# START OF RECORDS SHOWN
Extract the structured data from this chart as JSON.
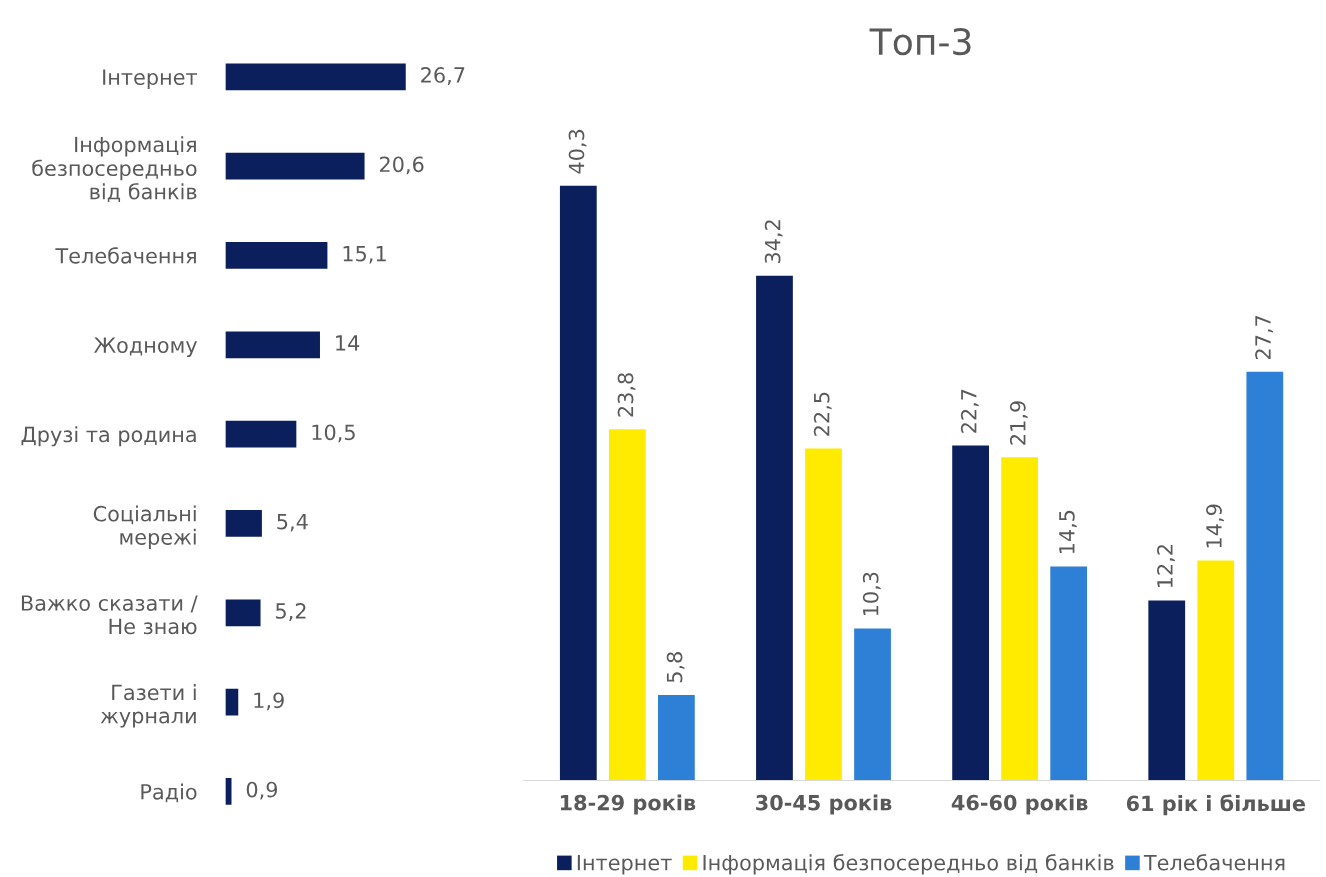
{
  "chart_data": [
    {
      "type": "bar",
      "orientation": "horizontal",
      "categories": [
        "Інтернет",
        "Інформація\nбезпосередньо\nвід банків",
        "Телебачення",
        "Жодному",
        "Друзі та родина",
        "Соціальні\nмережі",
        "Важко сказати /\nНе знаю",
        "Газети і\nжурнали",
        "Радіо"
      ],
      "values": [
        26.7,
        20.6,
        15.1,
        14,
        10.5,
        5.4,
        5.2,
        1.9,
        0.9
      ],
      "value_labels": [
        "26,7",
        "20,6",
        "15,1",
        "14",
        "10,5",
        "5,4",
        "5,2",
        "1,9",
        "0,9"
      ],
      "color": "#0b1f5c",
      "grid": false,
      "legend": false
    },
    {
      "type": "bar",
      "title": "Топ-3",
      "categories": [
        "18-29 років",
        "30-45 років",
        "46-60 років",
        "61 рік і більше"
      ],
      "series": [
        {
          "name": "Інтернет",
          "color": "#0b1f5c",
          "values": [
            40.3,
            34.2,
            22.7,
            12.2
          ],
          "value_labels": [
            "40,3",
            "34,2",
            "22,7",
            "12,2"
          ]
        },
        {
          "name": "Інформація безпосередньо від банків",
          "color": "#ffeb00",
          "values": [
            23.8,
            22.5,
            21.9,
            14.9
          ],
          "value_labels": [
            "23,8",
            "22,5",
            "21,9",
            "14,9"
          ]
        },
        {
          "name": "Телебачення",
          "color": "#2e7fd6",
          "values": [
            5.8,
            10.3,
            14.5,
            27.7
          ],
          "value_labels": [
            "5,8",
            "10,3",
            "14,5",
            "27,7"
          ]
        }
      ],
      "grid": false,
      "legend": "bottom"
    }
  ]
}
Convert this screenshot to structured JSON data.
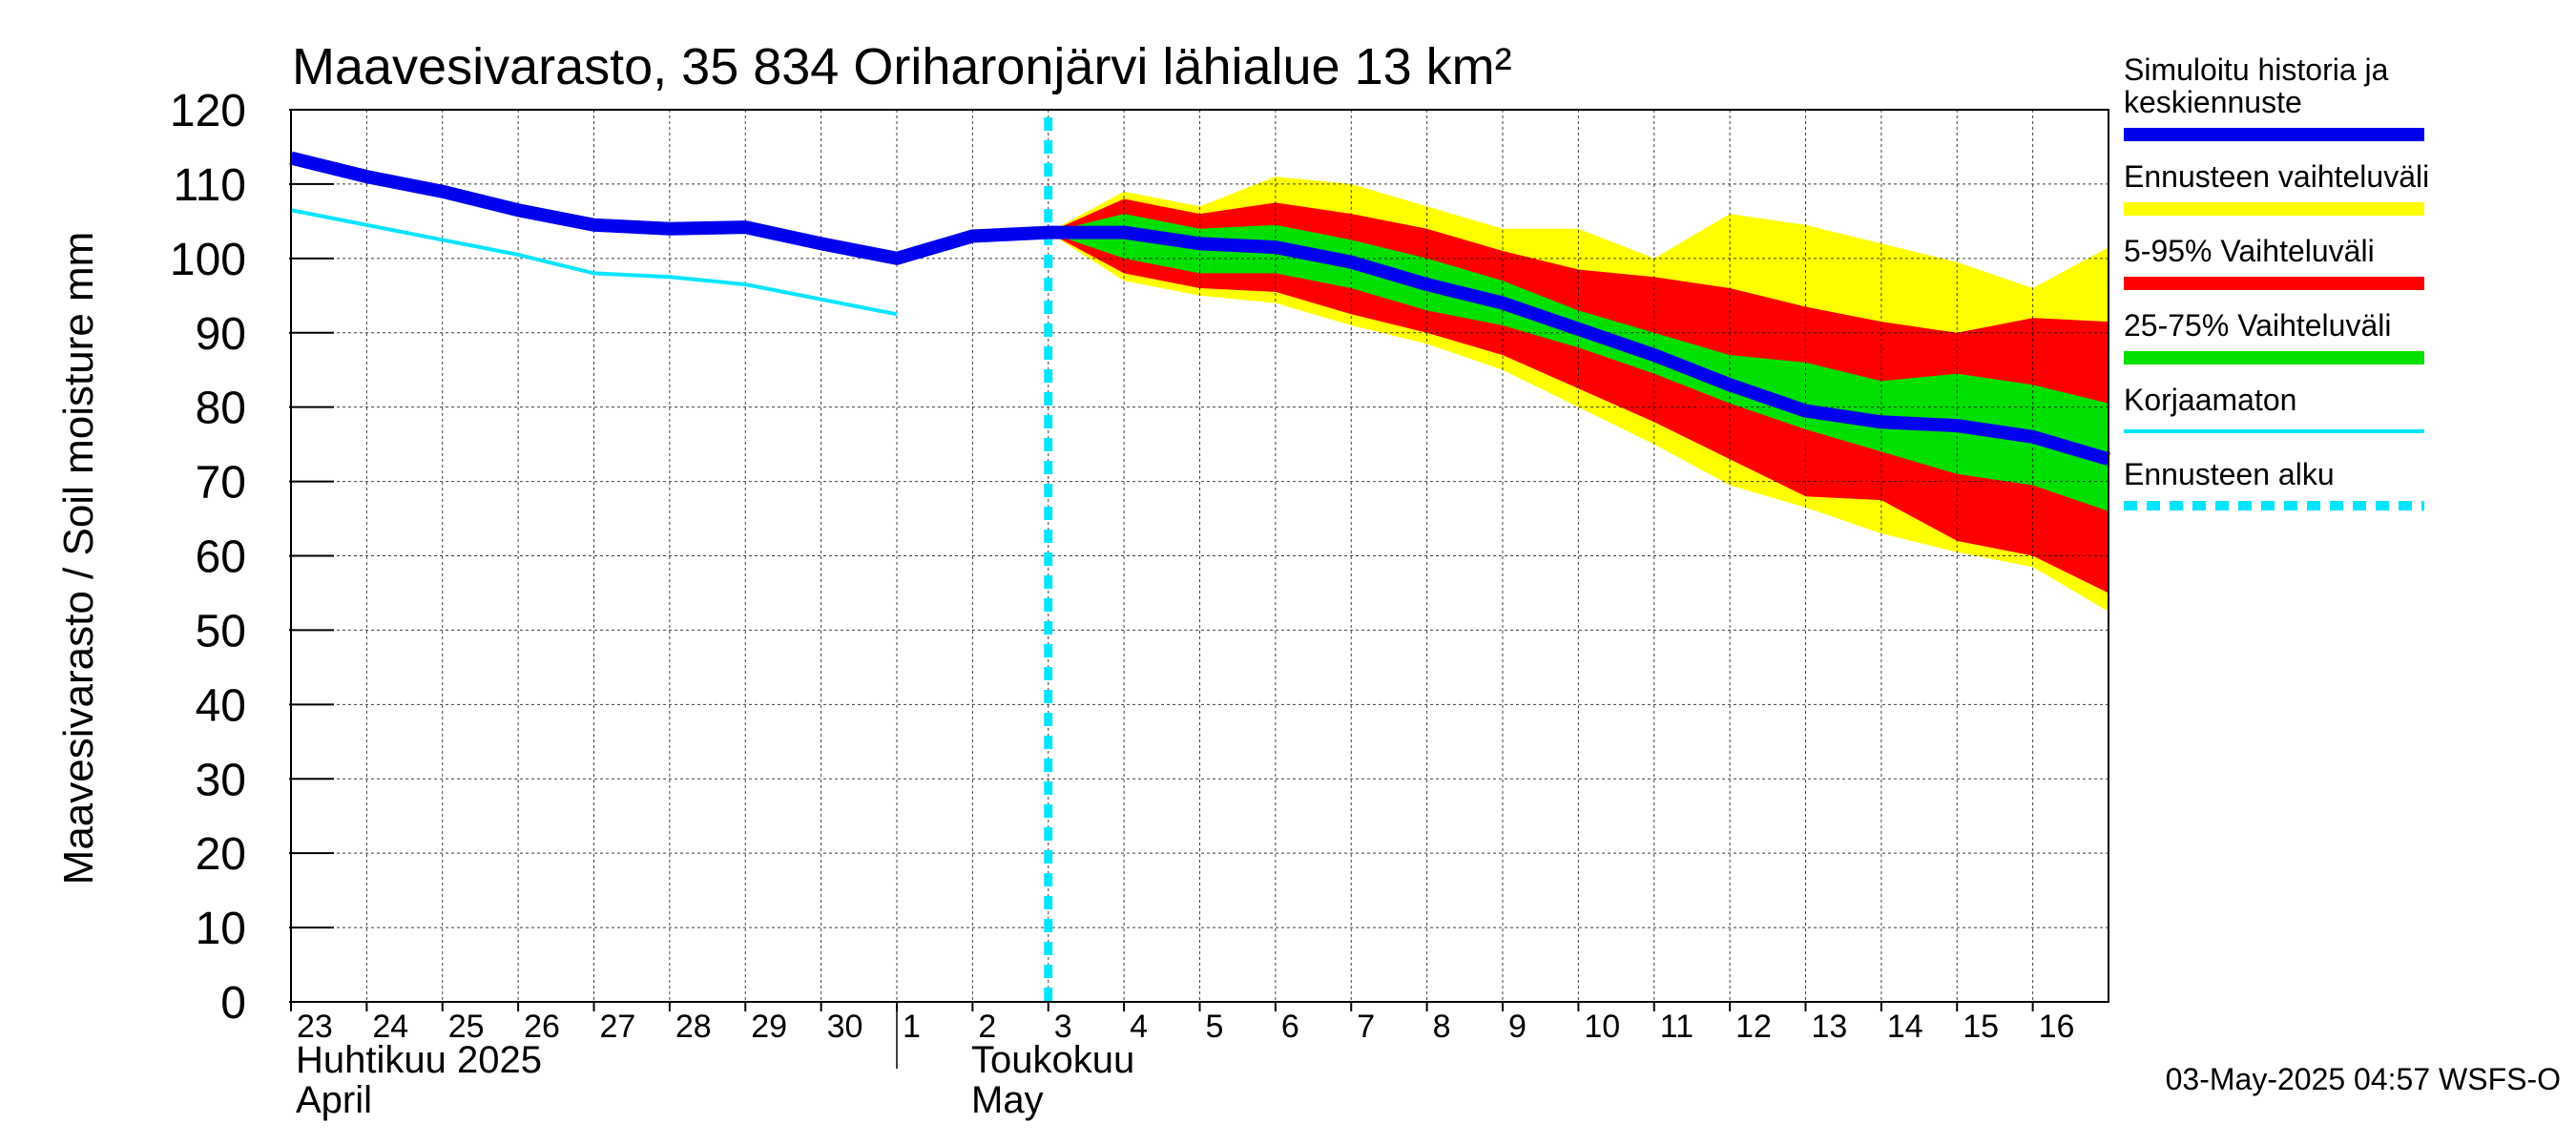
{
  "chart_data": {
    "type": "area",
    "title": "Maavesivarasto, 35 834 Oriharonjärvi lähialue 13 km²",
    "ylabel": "Maavesivarasto / Soil moisture   mm",
    "ylim": [
      0,
      120
    ],
    "y_ticks": [
      "0",
      "10",
      "20",
      "30",
      "40",
      "50",
      "60",
      "70",
      "80",
      "90",
      "100",
      "110",
      "120"
    ],
    "x_range": [
      0,
      24
    ],
    "x_tick_labels": [
      "23",
      "24",
      "25",
      "26",
      "27",
      "28",
      "29",
      "30",
      "1",
      "2",
      "3",
      "4",
      "5",
      "6",
      "7",
      "8",
      "9",
      "10",
      "11",
      "12",
      "13",
      "14",
      "15",
      "16"
    ],
    "month_labels": {
      "april_fi": "Huhtikuu  2025",
      "april_en": "April",
      "may_fi": "Toukokuu",
      "may_en": "May"
    },
    "month_boundary_x": 8,
    "forecast_start_x": 10,
    "grid": true,
    "timestamp": "03-May-2025 04:57 WSFS-O",
    "colors": {
      "history": "#0000ee",
      "range_full": "#ffff00",
      "range_5_95": "#ff0000",
      "range_25_75": "#00e000",
      "uncorrected": "#00e5ff",
      "forecast_start": "#00e5ff"
    },
    "series": [
      {
        "name": "Simuloitu historia ja keskiennuste",
        "x": [
          0,
          1,
          2,
          3,
          4,
          5,
          6,
          7,
          8,
          9,
          10,
          11,
          12,
          13,
          14,
          15,
          16,
          17,
          18,
          19,
          20,
          21,
          22,
          23,
          24
        ],
        "values": [
          113.5,
          111,
          109,
          106.5,
          104.5,
          104,
          104.2,
          102,
          100,
          103,
          103.5,
          103.5,
          102,
          101.5,
          99.5,
          96.5,
          94,
          90.5,
          87,
          83,
          79.5,
          78,
          77.5,
          76,
          73
        ]
      },
      {
        "name": "Korjaamaton",
        "x": [
          0,
          1,
          2,
          3,
          4,
          5,
          6,
          7,
          8
        ],
        "values": [
          106.5,
          104.5,
          102.5,
          100.5,
          98,
          97.5,
          96.5,
          94.5,
          92.5
        ]
      }
    ],
    "bands": [
      {
        "name": "Ennusteen vaihteluväli",
        "x": [
          10,
          11,
          12,
          13,
          14,
          15,
          16,
          17,
          18,
          19,
          20,
          21,
          22,
          23,
          24
        ],
        "upper": [
          103.5,
          109,
          107,
          111,
          110,
          107,
          104,
          104,
          100,
          106,
          104.5,
          102,
          99.5,
          96,
          101.5
        ],
        "lower": [
          103.5,
          97,
          95,
          94,
          91,
          88.5,
          85,
          80,
          75,
          69.5,
          66.5,
          63,
          60.5,
          58.5,
          52.5
        ]
      },
      {
        "name": "5-95% Vaihteluväli",
        "x": [
          10,
          11,
          12,
          13,
          14,
          15,
          16,
          17,
          18,
          19,
          20,
          21,
          22,
          23,
          24
        ],
        "upper": [
          103.5,
          108,
          106,
          107.5,
          106,
          104,
          101,
          98.5,
          97.5,
          96,
          93.5,
          91.5,
          90,
          92,
          91.5
        ],
        "lower": [
          103.5,
          98,
          96,
          95.5,
          92.5,
          90,
          87,
          82.5,
          78,
          73,
          68,
          67.5,
          62,
          60,
          55
        ]
      },
      {
        "name": "25-75% Vaihteluväli",
        "x": [
          10,
          11,
          12,
          13,
          14,
          15,
          16,
          17,
          18,
          19,
          20,
          21,
          22,
          23,
          24
        ],
        "upper": [
          103.5,
          106,
          104,
          104.5,
          102.5,
          100,
          97,
          93,
          90,
          87,
          86,
          83.5,
          84.5,
          83,
          80.5
        ],
        "lower": [
          103.5,
          100,
          98,
          98,
          96,
          93,
          91,
          88,
          84.5,
          80.5,
          77,
          74,
          71,
          69.5,
          66
        ]
      }
    ],
    "legend": {
      "history_line1": "Simuloitu historia ja",
      "history_line2": "keskiennuste",
      "range_full": "Ennusteen vaihteluväli",
      "range_5_95": "5-95% Vaihteluväli",
      "range_25_75": "25-75% Vaihteluväli",
      "uncorrected": "Korjaamaton",
      "forecast_start": "Ennusteen alku"
    }
  }
}
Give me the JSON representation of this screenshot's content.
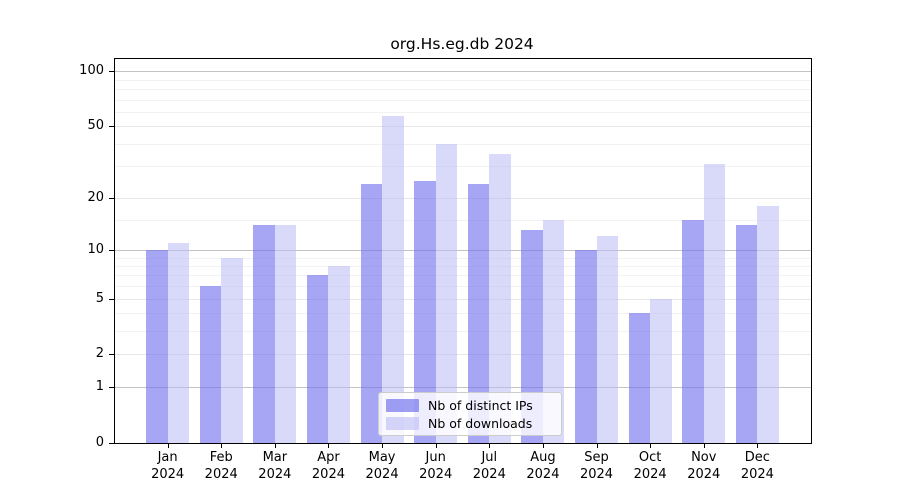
# END OF RECORDS SHOWN
* AIM OF THE TASK:
Output the entries above exactly. Drop the pictures.

* ANSWER FOR THIS EXERCISE:
Extract the structured data from this chart as JSON.
{
  "chart_data": [
    {
      "type": "bar",
      "orientation": "horizontal",
      "categories": [
        "Інтернет",
        "Інформація\nбезпосередньо\nвід банків",
        "Телебачення",
        "Жодному",
        "Друзі та родина",
        "Соціальні\nмережі",
        "Важко сказати /\nНе знаю",
        "Газети і\nжурнали",
        "Радіо"
      ],
      "values": [
        26.7,
        20.6,
        15.1,
        14,
        10.5,
        5.4,
        5.2,
        1.9,
        0.9
      ],
      "value_labels": [
        "26,7",
        "20,6",
        "15,1",
        "14",
        "10,5",
        "5,4",
        "5,2",
        "1,9",
        "0,9"
      ],
      "color": "#0b1f5c",
      "grid": false,
      "legend": false
    },
    {
      "type": "bar",
      "title": "Топ-3",
      "categories": [
        "18-29 років",
        "30-45 років",
        "46-60 років",
        "61 рік і більше"
      ],
      "series": [
        {
          "name": "Інтернет",
          "color": "#0b1f5c",
          "values": [
            40.3,
            34.2,
            22.7,
            12.2
          ],
          "value_labels": [
            "40,3",
            "34,2",
            "22,7",
            "12,2"
          ]
        },
        {
          "name": "Інформація безпосередньо від банків",
          "color": "#ffeb00",
          "values": [
            23.8,
            22.5,
            21.9,
            14.9
          ],
          "value_labels": [
            "23,8",
            "22,5",
            "21,9",
            "14,9"
          ]
        },
        {
          "name": "Телебачення",
          "color": "#2e7fd6",
          "values": [
            5.8,
            10.3,
            14.5,
            27.7
          ],
          "value_labels": [
            "5,8",
            "10,3",
            "14,5",
            "27,7"
          ]
        }
      ],
      "grid": false,
      "legend": "bottom"
    }
  ]
}
Convert this screenshot to structured JSON data.
{
  "chart_data": {
    "type": "area",
    "title": "Maavesivarasto, 35 834 Oriharonjärvi lähialue 13 km²",
    "ylabel": "Maavesivarasto / Soil moisture   mm",
    "ylim": [
      0,
      120
    ],
    "y_ticks": [
      "0",
      "10",
      "20",
      "30",
      "40",
      "50",
      "60",
      "70",
      "80",
      "90",
      "100",
      "110",
      "120"
    ],
    "x_range": [
      0,
      24
    ],
    "x_tick_labels": [
      "23",
      "24",
      "25",
      "26",
      "27",
      "28",
      "29",
      "30",
      "1",
      "2",
      "3",
      "4",
      "5",
      "6",
      "7",
      "8",
      "9",
      "10",
      "11",
      "12",
      "13",
      "14",
      "15",
      "16"
    ],
    "month_labels": {
      "april_fi": "Huhtikuu  2025",
      "april_en": "April",
      "may_fi": "Toukokuu",
      "may_en": "May"
    },
    "month_boundary_x": 8,
    "forecast_start_x": 10,
    "grid": true,
    "timestamp": "03-May-2025 04:57 WSFS-O",
    "colors": {
      "history": "#0000ee",
      "range_full": "#ffff00",
      "range_5_95": "#ff0000",
      "range_25_75": "#00e000",
      "uncorrected": "#00e5ff",
      "forecast_start": "#00e5ff"
    },
    "series": [
      {
        "name": "Simuloitu historia ja keskiennuste",
        "x": [
          0,
          1,
          2,
          3,
          4,
          5,
          6,
          7,
          8,
          9,
          10,
          11,
          12,
          13,
          14,
          15,
          16,
          17,
          18,
          19,
          20,
          21,
          22,
          23,
          24
        ],
        "values": [
          113.5,
          111,
          109,
          106.5,
          104.5,
          104,
          104.2,
          102,
          100,
          103,
          103.5,
          103.5,
          102,
          101.5,
          99.5,
          96.5,
          94,
          90.5,
          87,
          83,
          79.5,
          78,
          77.5,
          76,
          73
        ]
      },
      {
        "name": "Korjaamaton",
        "x": [
          0,
          1,
          2,
          3,
          4,
          5,
          6,
          7,
          8
        ],
        "values": [
          106.5,
          104.5,
          102.5,
          100.5,
          98,
          97.5,
          96.5,
          94.5,
          92.5
        ]
      }
    ],
    "bands": [
      {
        "name": "Ennusteen vaihteluväli",
        "x": [
          10,
          11,
          12,
          13,
          14,
          15,
          16,
          17,
          18,
          19,
          20,
          21,
          22,
          23,
          24
        ],
        "upper": [
          103.5,
          109,
          107,
          111,
          110,
          107,
          104,
          104,
          100,
          106,
          104.5,
          102,
          99.5,
          96,
          101.5
        ],
        "lower": [
          103.5,
          97,
          95,
          94,
          91,
          88.5,
          85,
          80,
          75,
          69.5,
          66.5,
          63,
          60.5,
          58.5,
          52.5
        ]
      },
      {
        "name": "5-95% Vaihteluväli",
        "x": [
          10,
          11,
          12,
          13,
          14,
          15,
          16,
          17,
          18,
          19,
          20,
          21,
          22,
          23,
          24
        ],
        "upper": [
          103.5,
          108,
          106,
          107.5,
          106,
          104,
          101,
          98.5,
          97.5,
          96,
          93.5,
          91.5,
          90,
          92,
          91.5
        ],
        "lower": [
          103.5,
          98,
          96,
          95.5,
          92.5,
          90,
          87,
          82.5,
          78,
          73,
          68,
          67.5,
          62,
          60,
          55
        ]
      },
      {
        "name": "25-75% Vaihteluväli",
        "x": [
          10,
          11,
          12,
          13,
          14,
          15,
          16,
          17,
          18,
          19,
          20,
          21,
          22,
          23,
          24
        ],
        "upper": [
          103.5,
          106,
          104,
          104.5,
          102.5,
          100,
          97,
          93,
          90,
          87,
          86,
          83.5,
          84.5,
          83,
          80.5
        ],
        "lower": [
          103.5,
          100,
          98,
          98,
          96,
          93,
          91,
          88,
          84.5,
          80.5,
          77,
          74,
          71,
          69.5,
          66
        ]
      }
    ],
    "legend": {
      "history_line1": "Simuloitu historia ja",
      "history_line2": "keskiennuste",
      "range_full": "Ennusteen vaihteluväli",
      "range_5_95": "5-95% Vaihteluväli",
      "range_25_75": "25-75% Vaihteluväli",
      "uncorrected": "Korjaamaton",
      "forecast_start": "Ennusteen alku"
    }
  }
}
Give me the JSON representation of this screenshot's content.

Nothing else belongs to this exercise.